→ **Set task**
Transcribe all of the records word for word, but omit the pictures.

──────

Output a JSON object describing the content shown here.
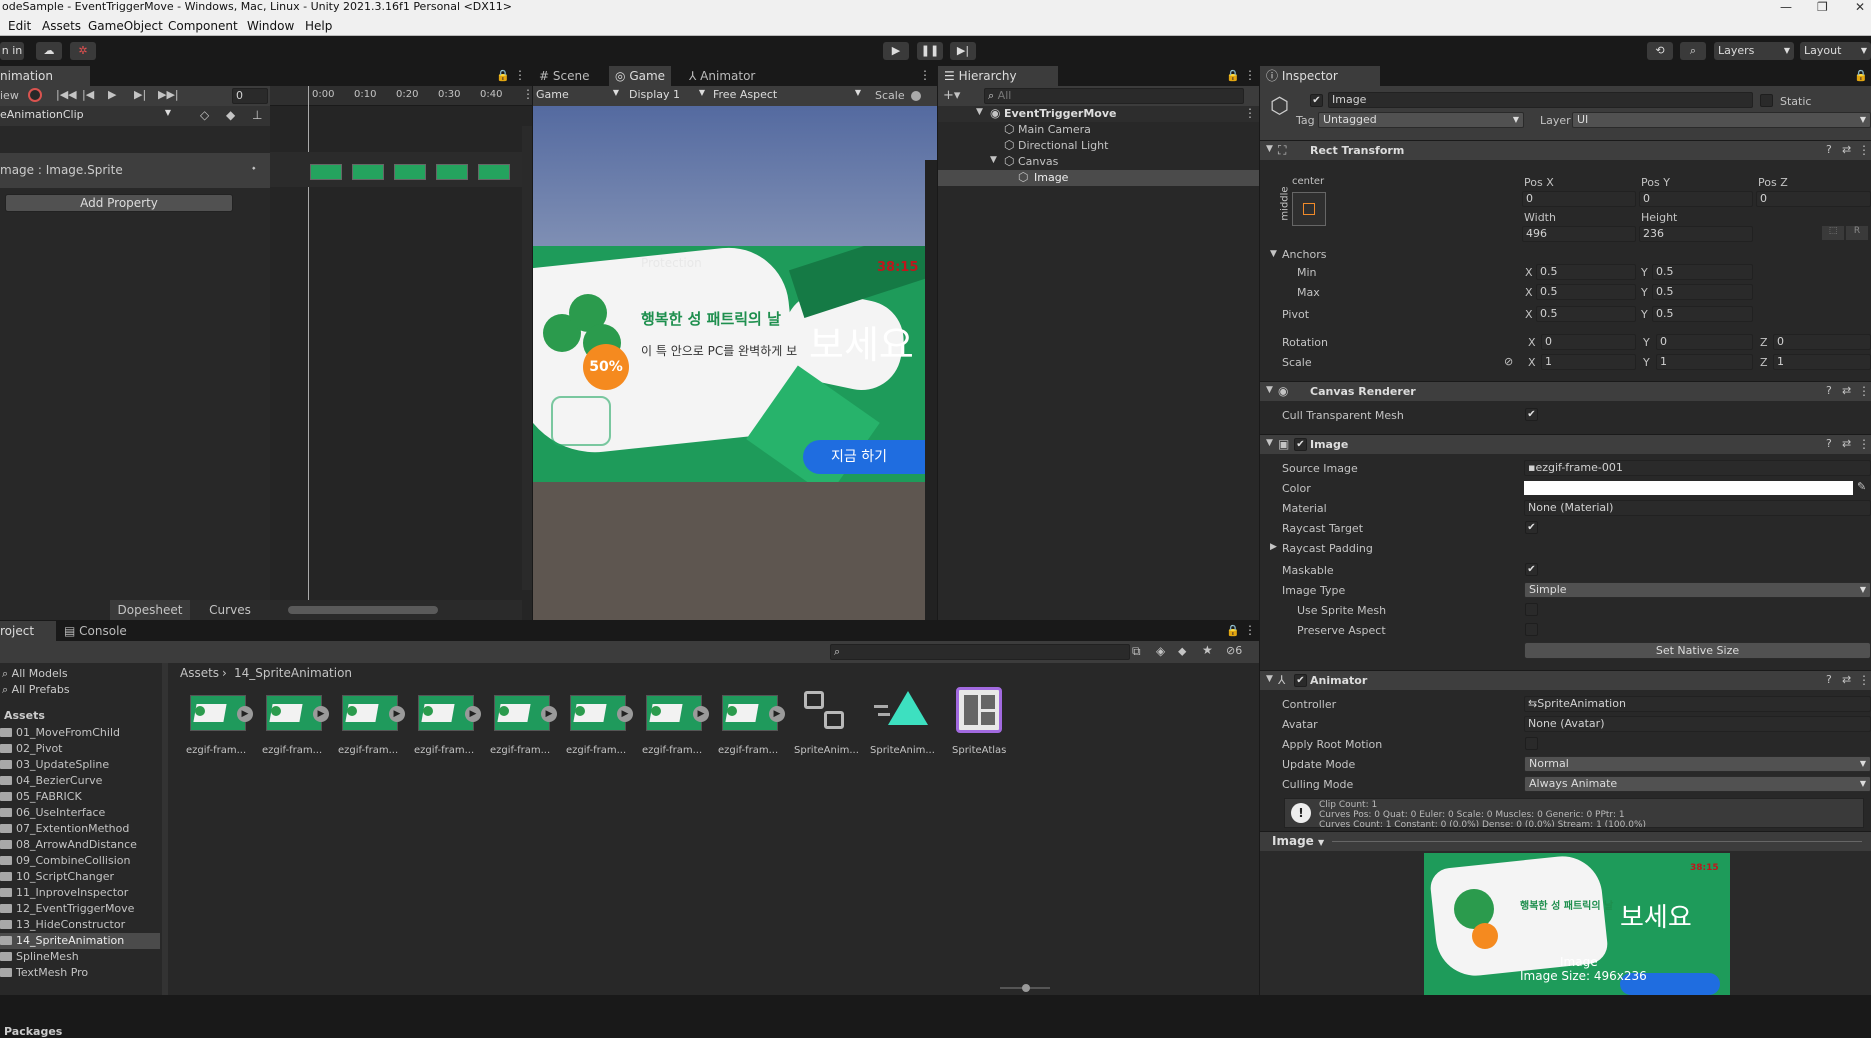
{
  "title_bar": {
    "text": "odeSample - EventTriggerMove - Windows, Mac, Linux - Unity 2021.3.16f1 Personal <DX11>",
    "minimize": "—",
    "maximize": "❐",
    "close": "✕"
  },
  "menu": [
    "Edit",
    "Assets",
    "GameObject",
    "Component",
    "Window",
    "Help"
  ],
  "toolbar": {
    "account": "n in",
    "layers": "Layers",
    "layout": "Layout"
  },
  "animation": {
    "tab": "nimation",
    "preview": "iew",
    "frame": "0",
    "clip": "eAnimationClip",
    "property": "mage : Image.Sprite",
    "add_property": "Add Property",
    "ticks": [
      "0:00",
      "0:10",
      "0:20",
      "0:30",
      "0:40"
    ],
    "dopesheet": "Dopesheet",
    "curves": "Curves"
  },
  "scene_tabs": {
    "scene": "Scene",
    "game": "Game",
    "animator": "Animator"
  },
  "game_view": {
    "display_mode": "Game",
    "display": "Display 1",
    "aspect": "Free Aspect",
    "scale_label": "Scale",
    "ad": {
      "heading": "행복한 성 패트릭의 날",
      "line": "이 특       안으로 PC를 완벽하게 보",
      "big": "보세요",
      "timer": "38:15",
      "protection": "Protection",
      "badge": "50%",
      "button": "지금     하기"
    }
  },
  "hierarchy": {
    "tab": "Hierarchy",
    "search_placeholder": "All",
    "items": [
      {
        "label": "EventTriggerMove",
        "level": 0,
        "icon": "unity-scene-icon"
      },
      {
        "label": "Main Camera",
        "level": 1,
        "icon": "gameobject-icon"
      },
      {
        "label": "Directional Light",
        "level": 1,
        "icon": "gameobject-icon"
      },
      {
        "label": "Canvas",
        "level": 1,
        "icon": "gameobject-icon"
      },
      {
        "label": "Image",
        "level": 2,
        "icon": "gameobject-icon"
      }
    ]
  },
  "inspector": {
    "tab": "Inspector",
    "name": "Image",
    "static_label": "Static",
    "tag_label": "Tag",
    "tag_value": "Untagged",
    "layer_label": "Layer",
    "layer_value": "UI",
    "rect_transform": {
      "title": "Rect Transform",
      "anchor_h": "center",
      "anchor_v": "middle",
      "posx_label": "Pos X",
      "posy_label": "Pos Y",
      "posz_label": "Pos Z",
      "posx": "0",
      "posy": "0",
      "posz": "0",
      "width_label": "Width",
      "height_label": "Height",
      "width": "496",
      "height": "236",
      "anchors_label": "Anchors",
      "min_label": "Min",
      "max_label": "Max",
      "min_x": "0.5",
      "min_y": "0.5",
      "max_x": "0.5",
      "max_y": "0.5",
      "pivot_label": "Pivot",
      "pivot_x": "0.5",
      "pivot_y": "0.5",
      "rotation_label": "Rotation",
      "rot_x": "0",
      "rot_y": "0",
      "rot_z": "0",
      "scale_label": "Scale",
      "scale_x": "1",
      "scale_y": "1",
      "scale_z": "1",
      "r_btn": "R",
      "x": "X",
      "y": "Y",
      "z": "Z"
    },
    "canvas_renderer": {
      "title": "Canvas Renderer",
      "cull_label": "Cull Transparent Mesh"
    },
    "image": {
      "title": "Image",
      "source_label": "Source Image",
      "source_value": "ezgif-frame-001",
      "color_label": "Color",
      "material_label": "Material",
      "material_value": "None (Material)",
      "raycast_label": "Raycast Target",
      "raycast_padding_label": "Raycast Padding",
      "maskable_label": "Maskable",
      "type_label": "Image Type",
      "type_value": "Simple",
      "sprite_mesh_label": "Use Sprite Mesh",
      "preserve_label": "Preserve Aspect",
      "native_size": "Set Native Size"
    },
    "animator": {
      "title": "Animator",
      "controller_label": "Controller",
      "controller_value": "SpriteAnimation",
      "avatar_label": "Avatar",
      "avatar_value": "None (Avatar)",
      "root_motion_label": "Apply Root Motion",
      "update_label": "Update Mode",
      "update_value": "Normal",
      "culling_label": "Culling Mode",
      "culling_value": "Always Animate",
      "info1": "Clip Count: 1",
      "info2": "Curves Pos: 0 Quat: 0 Euler: 0 Scale: 0 Muscles: 0 Generic: 0 PPtr: 1",
      "info3": "Curves Count: 1 Constant: 0 (0.0%) Dense: 0 (0.0%) Stream: 1 (100.0%)"
    },
    "preview": {
      "dropdown": "Image",
      "name": "Image",
      "size": "Image Size: 496x236"
    }
  },
  "project": {
    "tab_project": "roject",
    "tab_console": "Console",
    "hidden_count": "6",
    "breadcrumb": [
      "Assets",
      "14_SpriteAnimation"
    ],
    "favorites": [
      "All Models",
      "All Prefabs"
    ],
    "assets_label": "Assets",
    "folders": [
      "01_MoveFromChild",
      "02_Pivot",
      "03_UpdateSpline",
      "04_BezierCurve",
      "05_FABRICK",
      "06_UseInterface",
      "07_ExtentionMethod",
      "08_ArrowAndDistance",
      "09_CombineCollision",
      "10_ScriptChanger",
      "11_InproveInspector",
      "12_EventTriggerMove",
      "13_HideConstructor",
      "14_SpriteAnimation",
      "SplineMesh",
      "TextMesh Pro"
    ],
    "packages_label": "Packages",
    "items": [
      "ezgif-fram...",
      "ezgif-fram...",
      "ezgif-fram...",
      "ezgif-fram...",
      "ezgif-fram...",
      "ezgif-fram...",
      "ezgif-fram...",
      "ezgif-fram...",
      "SpriteAnim...",
      "SpriteAnim...",
      "SpriteAtlas"
    ]
  },
  "colors": {
    "accent_select": "#2c5d87",
    "record": "#d9534f",
    "timer_red": "#c0161c",
    "game_bg_top": "#5c76a6",
    "ad_green": "#1e9b5a",
    "ad_button": "#1f6de0"
  }
}
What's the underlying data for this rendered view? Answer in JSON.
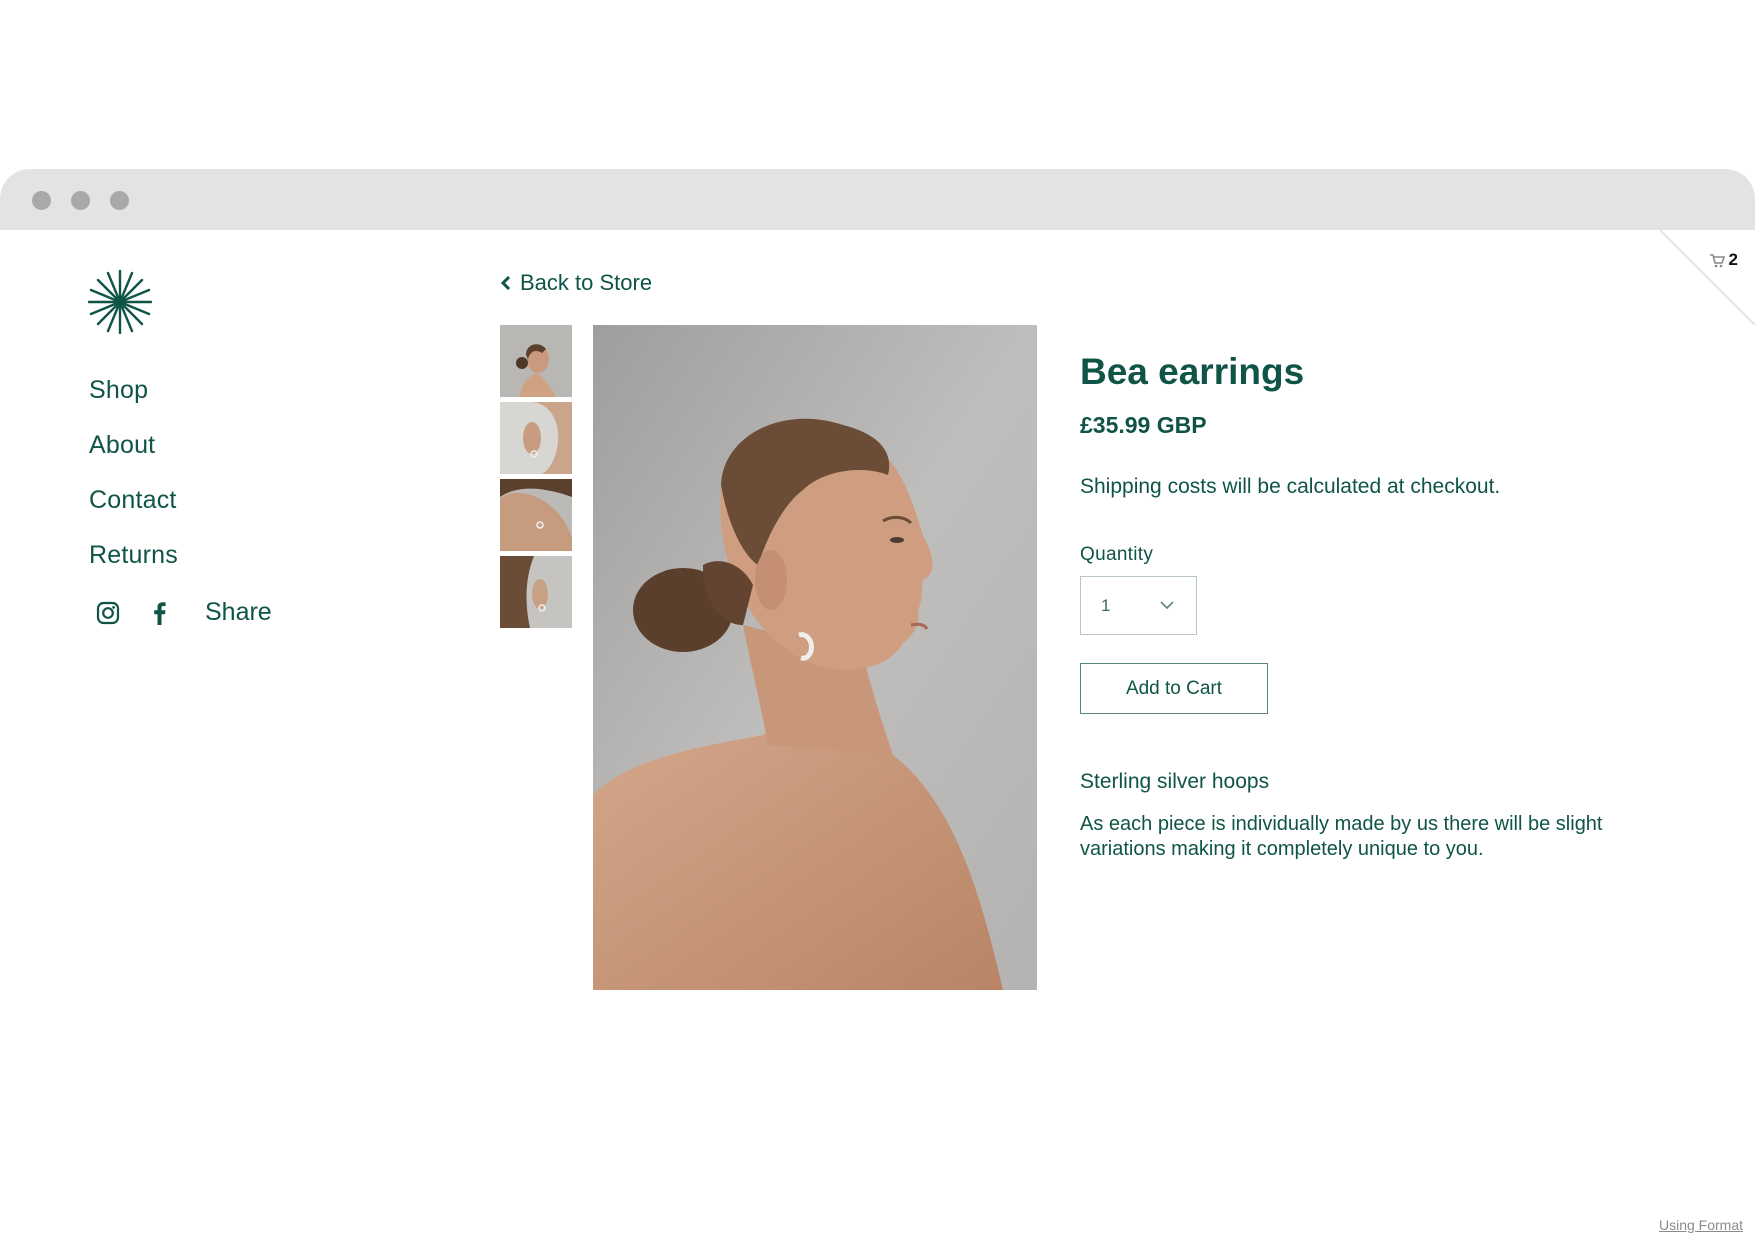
{
  "nav": {
    "items": [
      {
        "label": "Shop"
      },
      {
        "label": "About"
      },
      {
        "label": "Contact"
      },
      {
        "label": "Returns"
      }
    ],
    "share_label": "Share"
  },
  "cart": {
    "count": "2"
  },
  "back_link": {
    "label": "Back to Store"
  },
  "product": {
    "title": "Bea earrings",
    "price": "£35.99 GBP",
    "shipping_note": "Shipping costs will be calculated at checkout.",
    "quantity_label": "Quantity",
    "quantity_value": "1",
    "add_to_cart_label": "Add to Cart",
    "description_title": "Sterling silver hoops",
    "description_body": "As each piece is individually made by us there will be slight variations making it completely unique to you."
  },
  "footer": {
    "credit": "Using Format"
  },
  "colors": {
    "brand": "#0f5447",
    "chrome": "#e3e3e3",
    "chrome_dot": "#a9a9a9",
    "background": "#ffffff"
  },
  "icons": [
    "starburst-logo-icon",
    "cart-icon",
    "instagram-icon",
    "facebook-icon",
    "chevron-left-icon",
    "chevron-down-icon"
  ]
}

──────

→ **Written solution**
Output a JSON object describing the content shown here.
{
  "title_bar": {
    "text": "odeSample - EventTriggerMove - Windows, Mac, Linux - Unity 2021.3.16f1 Personal <DX11>",
    "minimize": "—",
    "maximize": "❐",
    "close": "✕"
  },
  "menu": [
    "Edit",
    "Assets",
    "GameObject",
    "Component",
    "Window",
    "Help"
  ],
  "toolbar": {
    "account": "n in",
    "layers": "Layers",
    "layout": "Layout"
  },
  "animation": {
    "tab": "nimation",
    "preview": "iew",
    "frame": "0",
    "clip": "eAnimationClip",
    "property": "mage : Image.Sprite",
    "add_property": "Add Property",
    "ticks": [
      "0:00",
      "0:10",
      "0:20",
      "0:30",
      "0:40"
    ],
    "dopesheet": "Dopesheet",
    "curves": "Curves"
  },
  "scene_tabs": {
    "scene": "Scene",
    "game": "Game",
    "animator": "Animator"
  },
  "game_view": {
    "display_mode": "Game",
    "display": "Display 1",
    "aspect": "Free Aspect",
    "scale_label": "Scale",
    "ad": {
      "heading": "행복한 성 패트릭의 날",
      "line": "이 특       안으로 PC를 완벽하게 보",
      "big": "보세요",
      "timer": "38:15",
      "protection": "Protection",
      "badge": "50%",
      "button": "지금     하기"
    }
  },
  "hierarchy": {
    "tab": "Hierarchy",
    "search_placeholder": "All",
    "items": [
      {
        "label": "EventTriggerMove",
        "level": 0,
        "icon": "unity-scene-icon"
      },
      {
        "label": "Main Camera",
        "level": 1,
        "icon": "gameobject-icon"
      },
      {
        "label": "Directional Light",
        "level": 1,
        "icon": "gameobject-icon"
      },
      {
        "label": "Canvas",
        "level": 1,
        "icon": "gameobject-icon"
      },
      {
        "label": "Image",
        "level": 2,
        "icon": "gameobject-icon"
      }
    ]
  },
  "inspector": {
    "tab": "Inspector",
    "name": "Image",
    "static_label": "Static",
    "tag_label": "Tag",
    "tag_value": "Untagged",
    "layer_label": "Layer",
    "layer_value": "UI",
    "rect_transform": {
      "title": "Rect Transform",
      "anchor_h": "center",
      "anchor_v": "middle",
      "posx_label": "Pos X",
      "posy_label": "Pos Y",
      "posz_label": "Pos Z",
      "posx": "0",
      "posy": "0",
      "posz": "0",
      "width_label": "Width",
      "height_label": "Height",
      "width": "496",
      "height": "236",
      "anchors_label": "Anchors",
      "min_label": "Min",
      "max_label": "Max",
      "min_x": "0.5",
      "min_y": "0.5",
      "max_x": "0.5",
      "max_y": "0.5",
      "pivot_label": "Pivot",
      "pivot_x": "0.5",
      "pivot_y": "0.5",
      "rotation_label": "Rotation",
      "rot_x": "0",
      "rot_y": "0",
      "rot_z": "0",
      "scale_label": "Scale",
      "scale_x": "1",
      "scale_y": "1",
      "scale_z": "1",
      "r_btn": "R",
      "x": "X",
      "y": "Y",
      "z": "Z"
    },
    "canvas_renderer": {
      "title": "Canvas Renderer",
      "cull_label": "Cull Transparent Mesh"
    },
    "image": {
      "title": "Image",
      "source_label": "Source Image",
      "source_value": "ezgif-frame-001",
      "color_label": "Color",
      "material_label": "Material",
      "material_value": "None (Material)",
      "raycast_label": "Raycast Target",
      "raycast_padding_label": "Raycast Padding",
      "maskable_label": "Maskable",
      "type_label": "Image Type",
      "type_value": "Simple",
      "sprite_mesh_label": "Use Sprite Mesh",
      "preserve_label": "Preserve Aspect",
      "native_size": "Set Native Size"
    },
    "animator": {
      "title": "Animator",
      "controller_label": "Controller",
      "controller_value": "SpriteAnimation",
      "avatar_label": "Avatar",
      "avatar_value": "None (Avatar)",
      "root_motion_label": "Apply Root Motion",
      "update_label": "Update Mode",
      "update_value": "Normal",
      "culling_label": "Culling Mode",
      "culling_value": "Always Animate",
      "info1": "Clip Count: 1",
      "info2": "Curves Pos: 0 Quat: 0 Euler: 0 Scale: 0 Muscles: 0 Generic: 0 PPtr: 1",
      "info3": "Curves Count: 1 Constant: 0 (0.0%) Dense: 0 (0.0%) Stream: 1 (100.0%)"
    },
    "preview": {
      "dropdown": "Image",
      "name": "Image",
      "size": "Image Size: 496x236"
    }
  },
  "project": {
    "tab_project": "roject",
    "tab_console": "Console",
    "hidden_count": "6",
    "breadcrumb": [
      "Assets",
      "14_SpriteAnimation"
    ],
    "favorites": [
      "All Models",
      "All Prefabs"
    ],
    "assets_label": "Assets",
    "folders": [
      "01_MoveFromChild",
      "02_Pivot",
      "03_UpdateSpline",
      "04_BezierCurve",
      "05_FABRICK",
      "06_UseInterface",
      "07_ExtentionMethod",
      "08_ArrowAndDistance",
      "09_CombineCollision",
      "10_ScriptChanger",
      "11_InproveInspector",
      "12_EventTriggerMove",
      "13_HideConstructor",
      "14_SpriteAnimation",
      "SplineMesh",
      "TextMesh Pro"
    ],
    "packages_label": "Packages",
    "items": [
      "ezgif-fram...",
      "ezgif-fram...",
      "ezgif-fram...",
      "ezgif-fram...",
      "ezgif-fram...",
      "ezgif-fram...",
      "ezgif-fram...",
      "ezgif-fram...",
      "SpriteAnim...",
      "SpriteAnim...",
      "SpriteAtlas"
    ]
  },
  "colors": {
    "accent_select": "#2c5d87",
    "record": "#d9534f",
    "timer_red": "#c0161c",
    "game_bg_top": "#5c76a6",
    "ad_green": "#1e9b5a",
    "ad_button": "#1f6de0"
  }
}
What's the underlying data for this rendered view? Answer in JSON.
{
  "nav": {
    "items": [
      {
        "label": "Shop"
      },
      {
        "label": "About"
      },
      {
        "label": "Contact"
      },
      {
        "label": "Returns"
      }
    ],
    "share_label": "Share"
  },
  "cart": {
    "count": "2"
  },
  "back_link": {
    "label": "Back to Store"
  },
  "product": {
    "title": "Bea earrings",
    "price": "£35.99 GBP",
    "shipping_note": "Shipping costs will be calculated at checkout.",
    "quantity_label": "Quantity",
    "quantity_value": "1",
    "add_to_cart_label": "Add to Cart",
    "description_title": "Sterling silver hoops",
    "description_body": "As each piece is individually made by us there will be slight variations making it completely unique to you."
  },
  "footer": {
    "credit": "Using Format"
  },
  "colors": {
    "brand": "#0f5447",
    "chrome": "#e3e3e3",
    "chrome_dot": "#a9a9a9",
    "background": "#ffffff"
  },
  "icons": [
    "starburst-logo-icon",
    "cart-icon",
    "instagram-icon",
    "facebook-icon",
    "chevron-left-icon",
    "chevron-down-icon"
  ]
}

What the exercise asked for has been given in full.